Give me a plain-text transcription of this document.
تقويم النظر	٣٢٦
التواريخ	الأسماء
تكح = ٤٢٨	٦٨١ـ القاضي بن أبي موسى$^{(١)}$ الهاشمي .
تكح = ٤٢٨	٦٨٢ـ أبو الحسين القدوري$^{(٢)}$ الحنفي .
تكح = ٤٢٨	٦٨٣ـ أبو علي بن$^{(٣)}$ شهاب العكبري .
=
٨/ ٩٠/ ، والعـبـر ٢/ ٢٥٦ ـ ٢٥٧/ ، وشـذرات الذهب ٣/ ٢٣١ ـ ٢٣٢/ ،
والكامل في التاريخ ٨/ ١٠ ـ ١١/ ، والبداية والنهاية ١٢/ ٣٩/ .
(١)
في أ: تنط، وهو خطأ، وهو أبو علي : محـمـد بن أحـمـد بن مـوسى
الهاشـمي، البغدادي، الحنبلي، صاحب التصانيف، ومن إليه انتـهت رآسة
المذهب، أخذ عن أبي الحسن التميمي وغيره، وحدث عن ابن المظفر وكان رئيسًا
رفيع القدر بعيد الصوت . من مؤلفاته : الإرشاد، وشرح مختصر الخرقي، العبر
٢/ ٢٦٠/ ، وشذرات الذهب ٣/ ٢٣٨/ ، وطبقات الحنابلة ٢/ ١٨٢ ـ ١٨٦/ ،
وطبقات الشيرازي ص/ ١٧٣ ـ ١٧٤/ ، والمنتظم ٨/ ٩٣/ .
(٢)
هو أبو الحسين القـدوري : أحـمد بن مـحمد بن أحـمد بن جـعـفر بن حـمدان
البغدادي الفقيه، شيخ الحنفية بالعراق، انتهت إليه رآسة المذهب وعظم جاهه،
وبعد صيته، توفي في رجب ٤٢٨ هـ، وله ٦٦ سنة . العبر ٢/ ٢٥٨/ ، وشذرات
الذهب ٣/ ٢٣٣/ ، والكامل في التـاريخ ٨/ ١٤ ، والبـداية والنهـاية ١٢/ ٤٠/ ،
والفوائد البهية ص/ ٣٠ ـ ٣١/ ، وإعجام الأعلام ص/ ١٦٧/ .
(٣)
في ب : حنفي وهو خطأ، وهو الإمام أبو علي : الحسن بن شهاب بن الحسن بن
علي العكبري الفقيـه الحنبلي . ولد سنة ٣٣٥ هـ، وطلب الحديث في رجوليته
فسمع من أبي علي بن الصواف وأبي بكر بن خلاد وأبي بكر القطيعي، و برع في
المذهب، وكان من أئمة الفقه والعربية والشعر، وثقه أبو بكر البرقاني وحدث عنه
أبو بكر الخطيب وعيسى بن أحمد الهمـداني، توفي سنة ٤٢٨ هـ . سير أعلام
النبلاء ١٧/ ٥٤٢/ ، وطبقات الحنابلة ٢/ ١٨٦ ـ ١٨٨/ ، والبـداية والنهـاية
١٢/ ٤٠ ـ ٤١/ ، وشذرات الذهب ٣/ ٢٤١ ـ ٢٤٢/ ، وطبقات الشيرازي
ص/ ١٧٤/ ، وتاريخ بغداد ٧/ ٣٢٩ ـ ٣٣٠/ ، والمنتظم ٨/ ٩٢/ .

- _WRITTEN EXERCISE_:
How many lines of these entries hold the string "والكامل"? Answer with the number alone.

- _TASK ANSWER_:
2